Begin Extracted entries
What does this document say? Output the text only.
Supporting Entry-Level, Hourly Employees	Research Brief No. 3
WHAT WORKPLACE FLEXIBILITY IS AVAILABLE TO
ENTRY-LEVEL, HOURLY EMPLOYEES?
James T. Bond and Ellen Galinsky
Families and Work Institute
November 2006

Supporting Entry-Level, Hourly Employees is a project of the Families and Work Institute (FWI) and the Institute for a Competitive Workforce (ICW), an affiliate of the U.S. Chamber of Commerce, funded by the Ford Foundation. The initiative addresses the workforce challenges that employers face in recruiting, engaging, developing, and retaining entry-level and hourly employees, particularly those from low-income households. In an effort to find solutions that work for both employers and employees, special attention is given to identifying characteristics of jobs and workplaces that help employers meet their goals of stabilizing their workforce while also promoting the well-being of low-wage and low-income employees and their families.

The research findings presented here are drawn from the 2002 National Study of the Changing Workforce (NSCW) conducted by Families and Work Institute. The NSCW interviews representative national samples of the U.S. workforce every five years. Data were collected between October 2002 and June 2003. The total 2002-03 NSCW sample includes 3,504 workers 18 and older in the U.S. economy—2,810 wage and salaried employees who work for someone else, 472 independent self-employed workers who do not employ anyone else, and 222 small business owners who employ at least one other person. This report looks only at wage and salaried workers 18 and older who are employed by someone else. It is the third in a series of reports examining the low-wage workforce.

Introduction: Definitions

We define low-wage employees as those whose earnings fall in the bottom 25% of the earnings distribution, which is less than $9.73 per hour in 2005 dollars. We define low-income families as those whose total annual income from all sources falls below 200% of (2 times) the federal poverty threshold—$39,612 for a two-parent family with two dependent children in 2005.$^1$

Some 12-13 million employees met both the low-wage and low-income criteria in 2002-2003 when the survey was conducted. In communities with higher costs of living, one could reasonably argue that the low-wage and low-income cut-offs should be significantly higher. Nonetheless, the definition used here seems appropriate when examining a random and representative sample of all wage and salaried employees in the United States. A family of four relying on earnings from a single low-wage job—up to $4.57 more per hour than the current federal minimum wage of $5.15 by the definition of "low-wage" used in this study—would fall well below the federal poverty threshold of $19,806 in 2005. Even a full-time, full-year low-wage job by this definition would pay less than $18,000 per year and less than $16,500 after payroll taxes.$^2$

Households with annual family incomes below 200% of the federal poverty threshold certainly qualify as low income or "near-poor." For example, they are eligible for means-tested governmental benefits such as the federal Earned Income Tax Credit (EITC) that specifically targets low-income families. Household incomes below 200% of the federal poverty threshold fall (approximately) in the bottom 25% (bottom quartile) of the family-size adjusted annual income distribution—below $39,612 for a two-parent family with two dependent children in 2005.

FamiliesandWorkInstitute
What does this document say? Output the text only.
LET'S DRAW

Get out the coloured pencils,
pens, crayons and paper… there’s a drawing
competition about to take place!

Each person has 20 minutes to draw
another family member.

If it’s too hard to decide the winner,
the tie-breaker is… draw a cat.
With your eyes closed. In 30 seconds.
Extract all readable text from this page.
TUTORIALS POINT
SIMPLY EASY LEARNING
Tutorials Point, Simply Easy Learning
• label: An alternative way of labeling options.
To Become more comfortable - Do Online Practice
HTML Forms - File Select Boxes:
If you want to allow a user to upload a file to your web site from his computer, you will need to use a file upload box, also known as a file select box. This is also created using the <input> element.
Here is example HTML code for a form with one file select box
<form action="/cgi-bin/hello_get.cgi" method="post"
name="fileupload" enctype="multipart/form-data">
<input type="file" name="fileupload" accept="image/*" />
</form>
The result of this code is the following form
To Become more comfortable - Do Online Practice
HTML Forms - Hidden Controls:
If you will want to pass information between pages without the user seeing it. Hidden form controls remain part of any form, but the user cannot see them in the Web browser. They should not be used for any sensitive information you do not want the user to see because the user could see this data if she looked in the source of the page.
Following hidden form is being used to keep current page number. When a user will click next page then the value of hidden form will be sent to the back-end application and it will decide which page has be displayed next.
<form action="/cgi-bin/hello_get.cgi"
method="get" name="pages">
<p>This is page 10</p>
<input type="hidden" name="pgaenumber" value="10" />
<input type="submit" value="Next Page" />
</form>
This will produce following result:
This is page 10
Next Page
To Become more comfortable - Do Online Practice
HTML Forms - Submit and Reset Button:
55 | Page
End Extracted entries
Collect every line from the records above that contains the word "Forms".

HTML Forms - File Select Boxes:
HTML Forms - Hidden Controls:
HTML Forms - Submit and Reset Button:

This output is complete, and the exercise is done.